> _REQUIREMENTS_
From the entries below, extract every line that includes the word "HORYZONT".

> _EXERCISE MATERIAL_
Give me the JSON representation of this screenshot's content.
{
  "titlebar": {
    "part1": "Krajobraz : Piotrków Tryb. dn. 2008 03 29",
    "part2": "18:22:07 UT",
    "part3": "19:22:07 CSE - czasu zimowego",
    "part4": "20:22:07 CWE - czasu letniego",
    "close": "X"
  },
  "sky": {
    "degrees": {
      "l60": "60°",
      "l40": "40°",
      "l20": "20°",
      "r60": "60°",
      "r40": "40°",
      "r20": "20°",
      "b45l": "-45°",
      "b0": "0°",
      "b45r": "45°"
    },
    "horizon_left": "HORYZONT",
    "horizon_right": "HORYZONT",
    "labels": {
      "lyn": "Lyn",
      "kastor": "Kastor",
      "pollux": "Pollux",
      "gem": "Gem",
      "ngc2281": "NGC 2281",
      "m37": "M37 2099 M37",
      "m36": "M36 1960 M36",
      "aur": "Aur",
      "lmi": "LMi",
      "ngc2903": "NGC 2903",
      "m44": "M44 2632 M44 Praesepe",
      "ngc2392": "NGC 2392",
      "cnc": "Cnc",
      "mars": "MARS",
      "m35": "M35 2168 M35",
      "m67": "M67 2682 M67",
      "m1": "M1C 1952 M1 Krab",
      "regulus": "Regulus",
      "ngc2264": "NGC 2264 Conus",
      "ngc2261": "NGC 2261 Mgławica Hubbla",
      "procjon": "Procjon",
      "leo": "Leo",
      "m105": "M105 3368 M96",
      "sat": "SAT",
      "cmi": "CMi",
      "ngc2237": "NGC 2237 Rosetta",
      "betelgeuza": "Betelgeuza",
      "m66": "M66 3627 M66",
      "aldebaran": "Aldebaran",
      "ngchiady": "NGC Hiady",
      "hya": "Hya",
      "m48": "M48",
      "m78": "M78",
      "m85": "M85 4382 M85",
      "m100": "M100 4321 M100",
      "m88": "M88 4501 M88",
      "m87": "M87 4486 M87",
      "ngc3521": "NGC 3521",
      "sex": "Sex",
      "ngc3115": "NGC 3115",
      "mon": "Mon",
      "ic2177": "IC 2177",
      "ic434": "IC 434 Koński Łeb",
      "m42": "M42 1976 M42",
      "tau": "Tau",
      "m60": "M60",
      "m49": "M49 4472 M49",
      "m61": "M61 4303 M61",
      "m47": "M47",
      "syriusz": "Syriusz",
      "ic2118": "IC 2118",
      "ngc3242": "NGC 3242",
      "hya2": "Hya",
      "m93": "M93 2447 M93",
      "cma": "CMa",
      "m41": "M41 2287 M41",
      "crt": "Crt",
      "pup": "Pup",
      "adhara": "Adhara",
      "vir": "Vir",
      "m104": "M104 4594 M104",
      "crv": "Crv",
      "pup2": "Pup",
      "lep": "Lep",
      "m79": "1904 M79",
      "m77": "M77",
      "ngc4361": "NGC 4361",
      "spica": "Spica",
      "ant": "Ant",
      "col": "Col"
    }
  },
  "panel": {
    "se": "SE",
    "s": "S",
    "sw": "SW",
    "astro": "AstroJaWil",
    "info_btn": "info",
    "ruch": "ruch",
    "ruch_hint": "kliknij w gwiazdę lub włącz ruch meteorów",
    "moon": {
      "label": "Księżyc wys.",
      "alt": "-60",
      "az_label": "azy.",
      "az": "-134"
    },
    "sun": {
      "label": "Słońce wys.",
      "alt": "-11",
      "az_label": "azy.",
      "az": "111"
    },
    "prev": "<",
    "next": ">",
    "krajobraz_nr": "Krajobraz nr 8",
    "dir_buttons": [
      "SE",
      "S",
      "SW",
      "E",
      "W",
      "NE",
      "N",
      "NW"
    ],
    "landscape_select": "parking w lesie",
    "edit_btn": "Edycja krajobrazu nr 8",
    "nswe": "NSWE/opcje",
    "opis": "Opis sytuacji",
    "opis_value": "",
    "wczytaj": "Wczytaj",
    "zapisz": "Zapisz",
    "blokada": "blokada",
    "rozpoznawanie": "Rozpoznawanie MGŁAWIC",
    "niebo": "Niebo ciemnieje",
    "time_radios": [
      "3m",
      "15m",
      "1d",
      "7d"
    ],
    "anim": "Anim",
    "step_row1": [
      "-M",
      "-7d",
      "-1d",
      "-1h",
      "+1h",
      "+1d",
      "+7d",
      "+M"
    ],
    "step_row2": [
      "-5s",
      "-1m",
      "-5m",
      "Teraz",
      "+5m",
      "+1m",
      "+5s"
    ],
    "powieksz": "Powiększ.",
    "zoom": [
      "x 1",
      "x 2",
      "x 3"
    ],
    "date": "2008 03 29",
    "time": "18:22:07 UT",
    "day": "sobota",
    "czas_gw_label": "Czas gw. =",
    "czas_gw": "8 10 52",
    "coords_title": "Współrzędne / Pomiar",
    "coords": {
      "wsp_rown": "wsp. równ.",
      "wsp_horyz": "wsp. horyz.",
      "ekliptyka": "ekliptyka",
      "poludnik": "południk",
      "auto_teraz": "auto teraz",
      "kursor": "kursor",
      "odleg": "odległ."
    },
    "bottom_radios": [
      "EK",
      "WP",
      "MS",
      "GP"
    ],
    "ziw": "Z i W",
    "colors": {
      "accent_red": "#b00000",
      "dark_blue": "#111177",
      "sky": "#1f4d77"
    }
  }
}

> _WRITTEN RESPONSE_
    "horizon_left": "HORYZONT",
    "horizon_right": "HORYZONT",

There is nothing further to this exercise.